DATASET ENTRIES ->
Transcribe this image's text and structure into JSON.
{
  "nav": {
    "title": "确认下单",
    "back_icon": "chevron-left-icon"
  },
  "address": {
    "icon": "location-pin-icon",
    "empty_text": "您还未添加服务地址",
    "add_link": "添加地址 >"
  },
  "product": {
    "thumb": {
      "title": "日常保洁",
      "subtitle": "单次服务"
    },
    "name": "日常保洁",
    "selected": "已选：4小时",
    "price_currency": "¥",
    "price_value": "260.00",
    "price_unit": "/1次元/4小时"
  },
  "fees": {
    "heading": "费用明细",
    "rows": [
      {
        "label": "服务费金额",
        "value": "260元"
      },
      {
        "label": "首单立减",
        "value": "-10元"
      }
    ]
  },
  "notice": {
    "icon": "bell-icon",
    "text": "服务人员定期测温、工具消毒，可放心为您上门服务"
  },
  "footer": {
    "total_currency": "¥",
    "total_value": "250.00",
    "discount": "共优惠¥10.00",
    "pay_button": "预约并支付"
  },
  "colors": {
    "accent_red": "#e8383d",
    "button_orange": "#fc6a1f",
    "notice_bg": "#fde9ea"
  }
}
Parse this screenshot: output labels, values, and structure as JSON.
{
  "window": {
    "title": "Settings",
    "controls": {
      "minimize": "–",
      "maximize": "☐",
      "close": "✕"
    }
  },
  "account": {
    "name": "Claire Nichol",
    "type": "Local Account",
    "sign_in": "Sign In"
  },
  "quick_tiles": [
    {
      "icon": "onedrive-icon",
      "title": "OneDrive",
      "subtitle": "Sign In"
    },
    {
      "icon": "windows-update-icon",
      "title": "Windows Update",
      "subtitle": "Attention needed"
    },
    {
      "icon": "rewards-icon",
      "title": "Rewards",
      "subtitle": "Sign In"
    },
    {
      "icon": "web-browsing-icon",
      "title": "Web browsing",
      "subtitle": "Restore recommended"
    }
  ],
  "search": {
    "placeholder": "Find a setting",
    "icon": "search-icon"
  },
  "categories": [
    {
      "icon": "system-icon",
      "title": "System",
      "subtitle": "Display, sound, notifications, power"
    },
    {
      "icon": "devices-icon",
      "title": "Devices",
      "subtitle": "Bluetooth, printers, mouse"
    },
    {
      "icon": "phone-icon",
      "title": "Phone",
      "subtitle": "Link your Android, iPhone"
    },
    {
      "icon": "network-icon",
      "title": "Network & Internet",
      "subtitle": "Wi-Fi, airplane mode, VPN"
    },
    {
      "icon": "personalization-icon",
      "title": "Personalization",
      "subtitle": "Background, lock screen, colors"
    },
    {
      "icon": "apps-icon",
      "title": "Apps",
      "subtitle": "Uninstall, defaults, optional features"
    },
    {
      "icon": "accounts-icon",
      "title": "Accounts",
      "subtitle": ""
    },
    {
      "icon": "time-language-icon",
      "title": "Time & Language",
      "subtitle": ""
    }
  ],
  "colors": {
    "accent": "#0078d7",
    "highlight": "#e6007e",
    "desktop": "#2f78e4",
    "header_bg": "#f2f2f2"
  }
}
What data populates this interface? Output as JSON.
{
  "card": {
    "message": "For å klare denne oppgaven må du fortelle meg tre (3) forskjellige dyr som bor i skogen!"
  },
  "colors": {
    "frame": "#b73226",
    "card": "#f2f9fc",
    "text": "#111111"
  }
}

GIVEN EXERCISE -> Write out each line of the data above again, exactly as given.

WRITTEN ANSWER ->
Transcribe this image's text and structure into JSON.
{
  "nav": {
    "title": "确认下单",
    "back_icon": "chevron-left-icon"
  },
  "address": {
    "icon": "location-pin-icon",
    "empty_text": "您还未添加服务地址",
    "add_link": "添加地址 >"
  },
  "product": {
    "thumb": {
      "title": "日常保洁",
      "subtitle": "单次服务"
    },
    "name": "日常保洁",
    "selected": "已选：4小时",
    "price_currency": "¥",
    "price_value": "260.00",
    "price_unit": "/1次元/4小时"
  },
  "fees": {
    "heading": "费用明细",
    "rows": [
      {
        "label": "服务费金额",
        "value": "260元"
      },
      {
        "label": "首单立减",
        "value": "-10元"
      }
    ]
  },
  "notice": {
    "icon": "bell-icon",
    "text": "服务人员定期测温、工具消毒，可放心为您上门服务"
  },
  "footer": {
    "total_currency": "¥",
    "total_value": "250.00",
    "discount": "共优惠¥10.00",
    "pay_button": "预约并支付"
  },
  "colors": {
    "accent_red": "#e8383d",
    "button_orange": "#fc6a1f",
    "notice_bg": "#fde9ea"
  }
}
Parse this screenshot: output labels, values, and structure as JSON.
{
  "window": {
    "title": "Settings",
    "controls": {
      "minimize": "–",
      "maximize": "☐",
      "close": "✕"
    }
  },
  "account": {
    "name": "Claire Nichol",
    "type": "Local Account",
    "sign_in": "Sign In"
  },
  "quick_tiles": [
    {
      "icon": "onedrive-icon",
      "title": "OneDrive",
      "subtitle": "Sign In"
    },
    {
      "icon": "windows-update-icon",
      "title": "Windows Update",
      "subtitle": "Attention needed"
    },
    {
      "icon": "rewards-icon",
      "title": "Rewards",
      "subtitle": "Sign In"
    },
    {
      "icon": "web-browsing-icon",
      "title": "Web browsing",
      "subtitle": "Restore recommended"
    }
  ],
  "search": {
    "placeholder": "Find a setting",
    "icon": "search-icon"
  },
  "categories": [
    {
      "icon": "system-icon",
      "title": "System",
      "subtitle": "Display, sound, notifications, power"
    },
    {
      "icon": "devices-icon",
      "title": "Devices",
      "subtitle": "Bluetooth, printers, mouse"
    },
    {
      "icon": "phone-icon",
      "title": "Phone",
      "subtitle": "Link your Android, iPhone"
    },
    {
      "icon": "network-icon",
      "title": "Network & Internet",
      "subtitle": "Wi-Fi, airplane mode, VPN"
    },
    {
      "icon": "personalization-icon",
      "title": "Personalization",
      "subtitle": "Background, lock screen, colors"
    },
    {
      "icon": "apps-icon",
      "title": "Apps",
      "subtitle": "Uninstall, defaults, optional features"
    },
    {
      "icon": "accounts-icon",
      "title": "Accounts",
      "subtitle": ""
    },
    {
      "icon": "time-language-icon",
      "title": "Time & Language",
      "subtitle": ""
    }
  ],
  "colors": {
    "accent": "#0078d7",
    "highlight": "#e6007e",
    "desktop": "#2f78e4",
    "header_bg": "#f2f2f2"
  }
}
What data populates this interface? Output as JSON.
{
  "card": {
    "message": "For å klare denne oppgaven må du fortelle meg tre (3) forskjellige dyr som bor i skogen!"
  },
  "colors": {
    "frame": "#b73226",
    "card": "#f2f9fc",
    "text": "#111111"
  }
}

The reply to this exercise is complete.